* **Task goal**
Gather every line that includes the word "再读课文", please.
* begin *
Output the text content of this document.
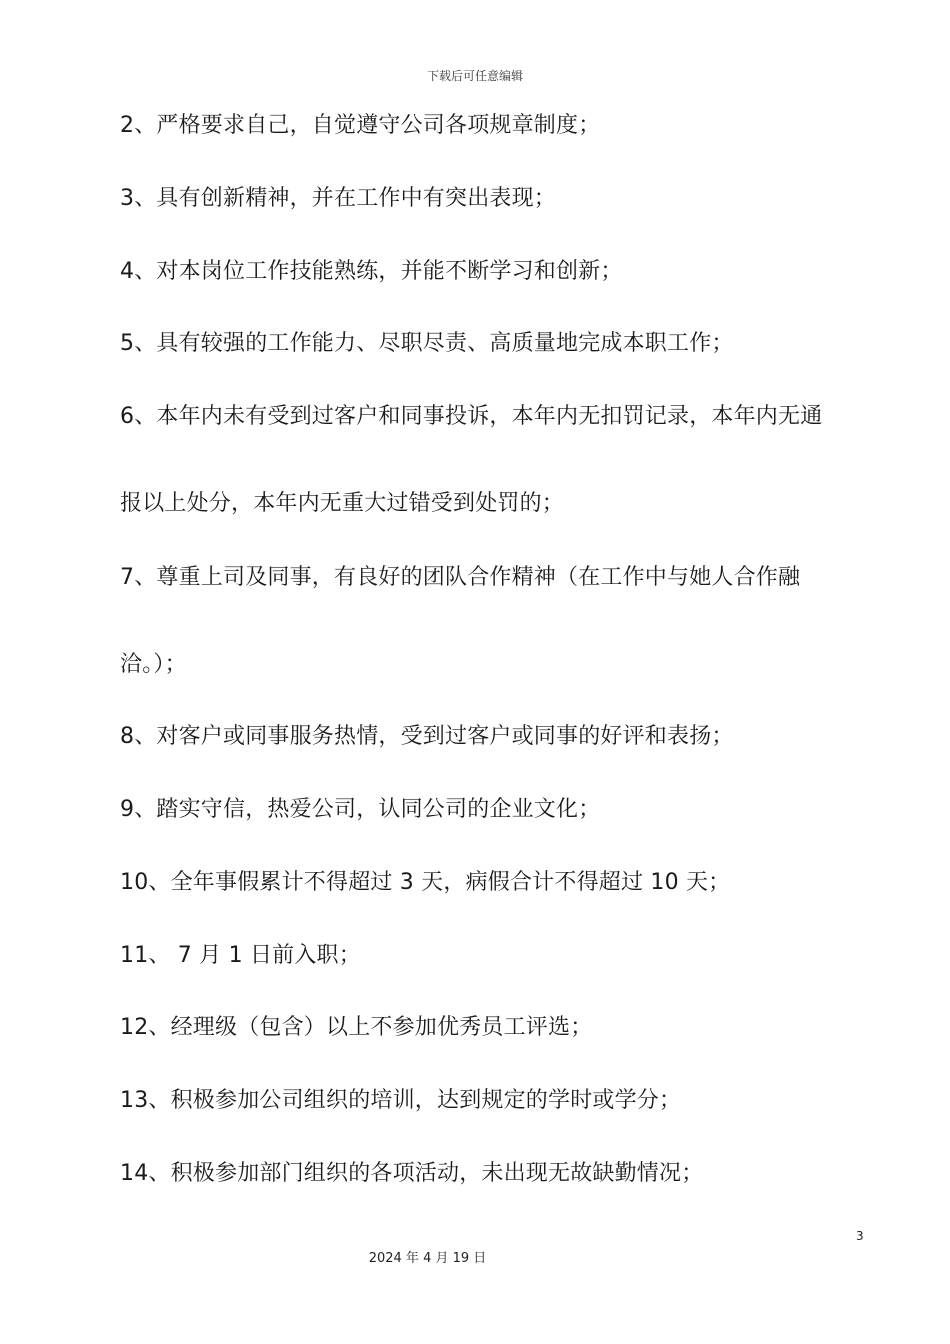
下载后可任意编辑
2、严格要求自己，自觉遵守公司各项规章制度；
3、具有创新精神，并在工作中有突出表现；
4、对本岗位工作技能熟练，并能不断学习和创新；
5、具有较强的工作能力、尽职尽责、高质量地完成本职工作；
6、本年内未有受到过客户和同事投诉，本年内无扣罚记录，本年内无通
报以上处分，本年内无重大过错受到处罚的；
7、尊重上司及同事，有良好的团队合作精神（在工作中与她人合作融
洽。）；
8、对客户或同事服务热情，受到过客户或同事的好评和表扬；
9、踏实守信，热爱公司，认同公司的企业文化；
10、全年事假累计不得超过 3 天，病假合计不得超过 10 天；
11、 7 月 1 日前入职；
12、经理级（包含）以上不参加优秀员工评选；
13、积极参加公司组织的培训，达到规定的学时或学分；
14、积极参加部门组织的各项活动，未出现无故缺勤情况；
3
2024 年 4 月 19 日
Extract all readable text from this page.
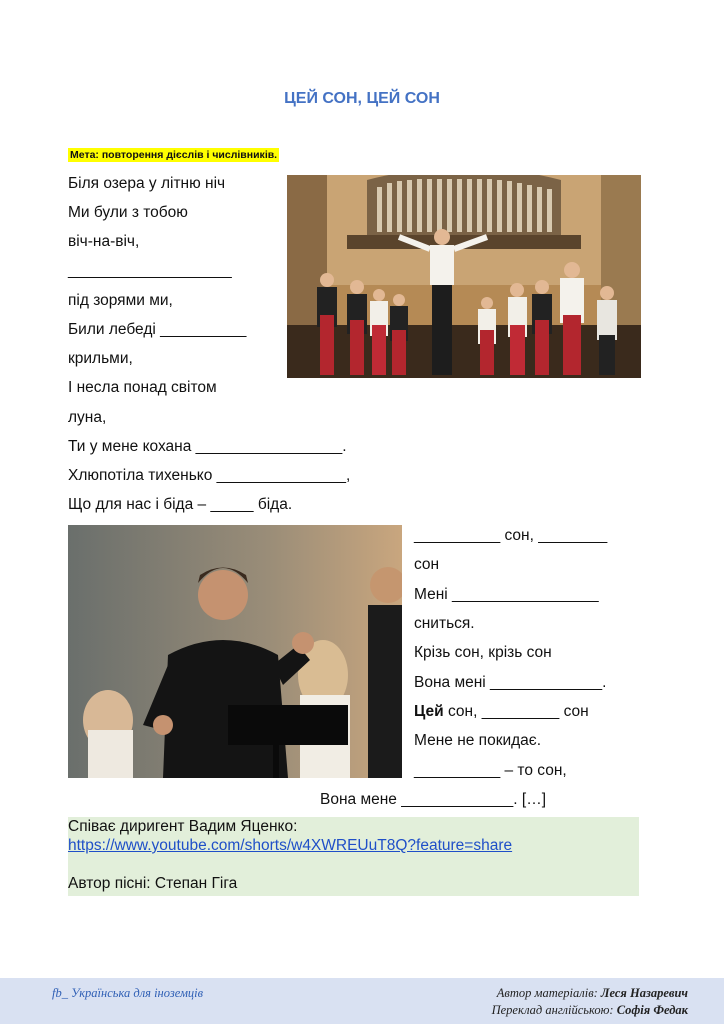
ЦЕЙ СОН, ЦЕЙ СОН
Мета: повторення дієслів і числівників.
Біля озера у літню ніч
Ми були з тобою
віч-на-віч,
___________________
під зорями ми,
Били лебеді __________
крильми,
І несла понад світом
луна,
Ти у мене кохана _________________.
Хлюпотіла тихенько _______________,
Що для нас і біда – _____ біда.
__________ сон, ________
сон
Мені _________________
сниться.
Крізь сон, крізь сон
Вона мені _____________.
Цей сон, _________ сон
Мене не покидає.
__________ – то сон,
Вона мене _____________. […]
Співає диригент Вадим Яценко:
https://www.youtube.com/shorts/w4XWREUuT8Q?feature=share
Автор пісні: Степан Гіга
fb_ Українська для іноземців	Автор матеріалів: Леся Назаревич
Переклад англійською: Софія Федак
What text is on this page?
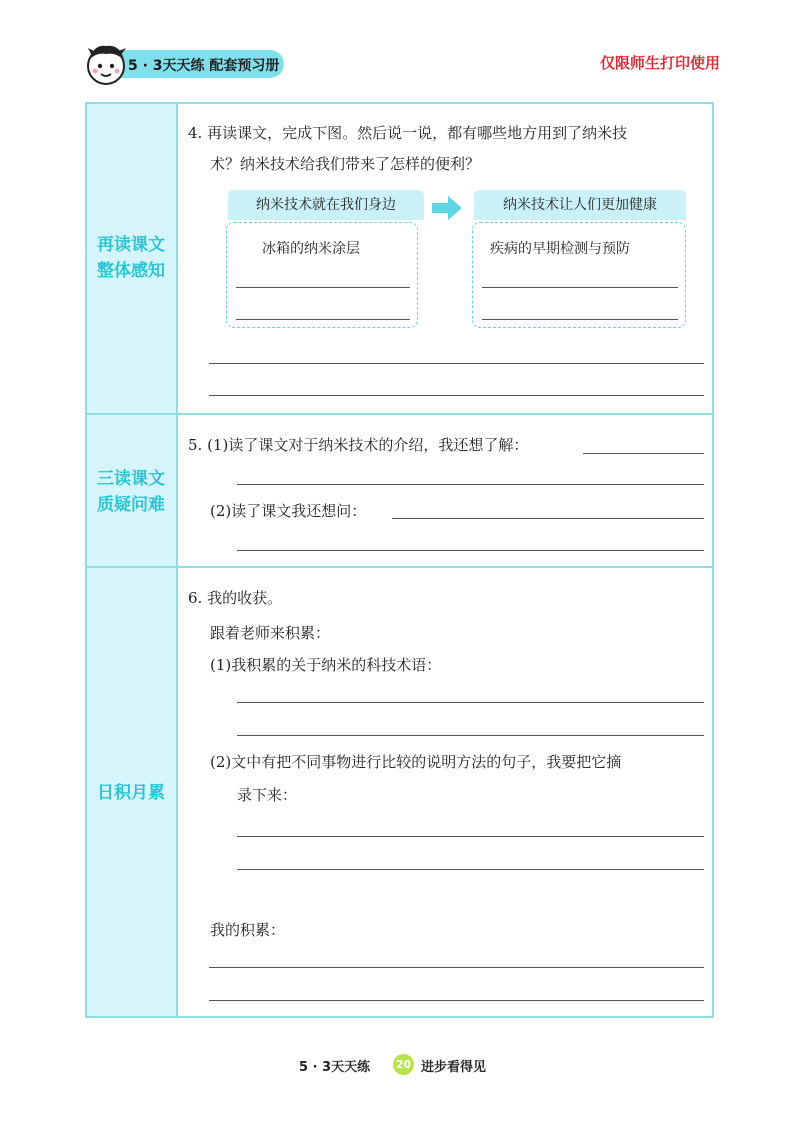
5 · 3天天练 配套预习册	仅限师生打印使用
再读课文
整体感知
三读课文
质疑问难
日积月累
4. 再读课文，完成下图。然后说一说，都有哪些地方用到了纳米技
术？纳米技术给我们带来了怎样的便利？
纳米技术就在我们身边
冰箱的纳米涂层
纳米技术让人们更加健康
疾病的早期检测与预防
5. (1)读了课文对于纳米技术的介绍，我还想了解：
(2)读了课文我还想问：
6. 我的收获。
跟着老师来积累：
(1)我积累的关于纳米的科技术语：
(2)文中有把不同事物进行比较的说明方法的句子，我要把它摘
录下来：
我的积累：
5 · 3天天练 20 进步看得见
* end *
* **Correct output**
再读课文
4. 再读课文，完成下图。然后说一说，都有哪些地方用到了纳米技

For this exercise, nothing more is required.